→ **EXERCISE GOAL**: Quote the whole listing exactly. Leave the pictures out of your copy.

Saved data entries
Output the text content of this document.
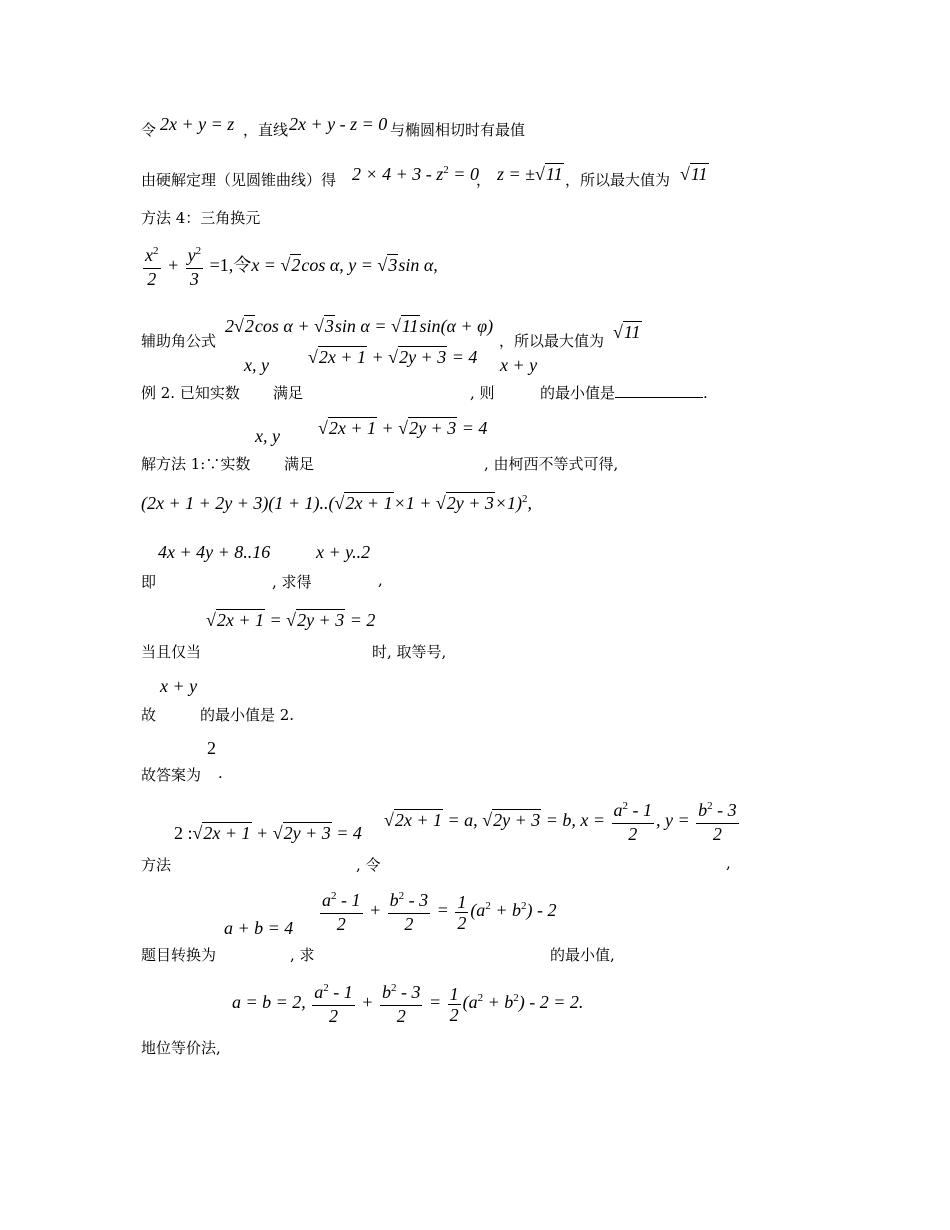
令 2x + y = z ，直线 2x + y - z = 0 与椭圆相切时有最值
由硬解定理（见圆锥曲线）得 $2 \times 4 + 3 - z^2 = 0$
， z = ±√11 ，所以最大值为 √11
方法 4：三角换元
$\frac{x^2}{2} + \frac{y^2}{3} =1$,令x = √2cos α, y = √3sin α,
辅助角公式
2√2cos α + √3sin α = √11sin(α + φ)
，所以最大值为 √11
x, y √2x + 1 + √2y + 3 = 4 x + y
例 2. 已知实数 满足	, 则	的最小值是	.
x, y √2x + 1 + √2y + 3 = 4
解方法 1:∵实数 满足	, 由柯西不等式可得,
$(2x + 1 + 2y + 3)(1 + 1)..(√2x + 1\times 1 + √2y + 3\times 1)^2$,
4x + 4y + 8..16	x + y..2
即	, 求得	,
√2x + 1 = √2y + 3 = 2
当且仅当	时, 取等号,
x + y
故	的最小值是 2.
2
故答案为 .
2 :√2x + 1 + √2y + 3 = 4
√2x + 1 = a, √2y + 3 = b, $x = \frac{a^2 - 1}{2}$ , $y = \frac{b^2 - 3}{2}$
方法	, 令	,
$a + b = 4 \frac{a^2 - 1}{2} + \frac{b^2 - 3}{2} = \frac{1}{2} (a^2 + b^2) - 2$
题目转换为	, 求	的最小值,
a = b = 2, $\frac{a^2 - 1}{2} + \frac{b^2 - 3}{2} = \frac{1}{2} (a^2 + b^2) - 2 = 2$.
地位等价法,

→ **RESPONSE FOR THIS EXERCISE**:
Output the text content of this document.
令 2x + y = z ，直线 2x + y - z = 0 与椭圆相切时有最值
由硬解定理（见圆锥曲线）得 $2 \times 4 + 3 - z^2 = 0$
， z = ±√11 ，所以最大值为 √11
方法 4：三角换元
$\frac{x^2}{2} + \frac{y^2}{3} =1$,令x = √2cos α, y = √3sin α,
辅助角公式
2√2cos α + √3sin α = √11sin(α + φ)
，所以最大值为 √11
x, y √2x + 1 + √2y + 3 = 4 x + y
例 2. 已知实数 满足	, 则	的最小值是	.
x, y √2x + 1 + √2y + 3 = 4
解方法 1:∵实数 满足	, 由柯西不等式可得,
$(2x + 1 + 2y + 3)(1 + 1)..(√2x + 1\times 1 + √2y + 3\times 1)^2$,
4x + 4y + 8..16	x + y..2
即	, 求得	,
√2x + 1 = √2y + 3 = 2
当且仅当	时, 取等号,
x + y
故	的最小值是 2.
2
故答案为 .
2 :√2x + 1 + √2y + 3 = 4
√2x + 1 = a, √2y + 3 = b, $x = \frac{a^2 - 1}{2}$ , $y = \frac{b^2 - 3}{2}$
方法	, 令	,
$a + b = 4 \frac{a^2 - 1}{2} + \frac{b^2 - 3}{2} = \frac{1}{2} (a^2 + b^2) - 2$
题目转换为	, 求	的最小值,
a = b = 2, $\frac{a^2 - 1}{2} + \frac{b^2 - 3}{2} = \frac{1}{2} (a^2 + b^2) - 2 = 2$.
地位等价法,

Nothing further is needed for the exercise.